Aim -> Print the records below word for word, but leave out the pictures.

Provided records ->
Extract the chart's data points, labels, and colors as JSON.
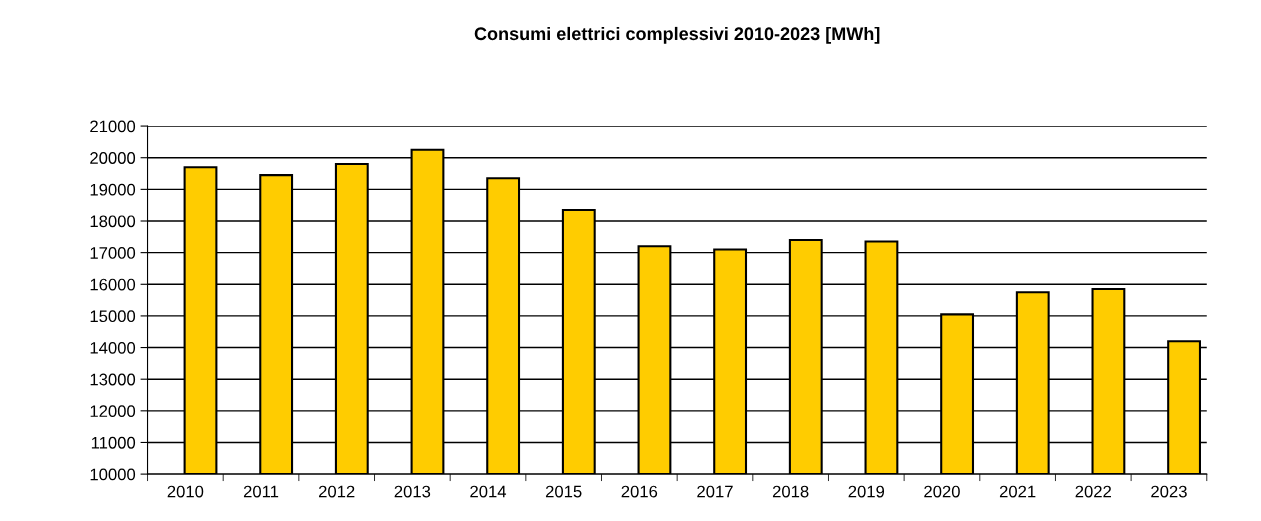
{
  "chart_data": {
    "type": "bar",
    "title": "Consumi elettrici complessivi 2010-2023 [MWh]",
    "categories": [
      "2010",
      "2011",
      "2012",
      "2013",
      "2014",
      "2015",
      "2016",
      "2017",
      "2018",
      "2019",
      "2020",
      "2021",
      "2022",
      "2023"
    ],
    "series": [
      {
        "color": "#ffcc00",
        "values": [
          19700,
          19450,
          19800,
          20250,
          19350,
          18350,
          17200,
          17100,
          17400,
          17350,
          15050,
          15750,
          15850,
          14200
        ]
      }
    ],
    "ylim": [
      10000,
      21000
    ],
    "yticks": [
      10000,
      11000,
      12000,
      13000,
      14000,
      15000,
      16000,
      17000,
      18000,
      19000,
      20000,
      21000
    ],
    "grid": "y",
    "legend": false
  }
}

Exercise result ->
Extract the chart's data points, labels, and colors as JSON.
{
  "chart_data": {
    "type": "bar",
    "title": "Consumi elettrici complessivi 2010-2023 [MWh]",
    "categories": [
      "2010",
      "2011",
      "2012",
      "2013",
      "2014",
      "2015",
      "2016",
      "2017",
      "2018",
      "2019",
      "2020",
      "2021",
      "2022",
      "2023"
    ],
    "series": [
      {
        "color": "#ffcc00",
        "values": [
          19700,
          19450,
          19800,
          20250,
          19350,
          18350,
          17200,
          17100,
          17400,
          17350,
          15050,
          15750,
          15850,
          14200
        ]
      }
    ],
    "ylim": [
      10000,
      21000
    ],
    "yticks": [
      10000,
      11000,
      12000,
      13000,
      14000,
      15000,
      16000,
      17000,
      18000,
      19000,
      20000,
      21000
    ],
    "grid": "y",
    "legend": false
  }
}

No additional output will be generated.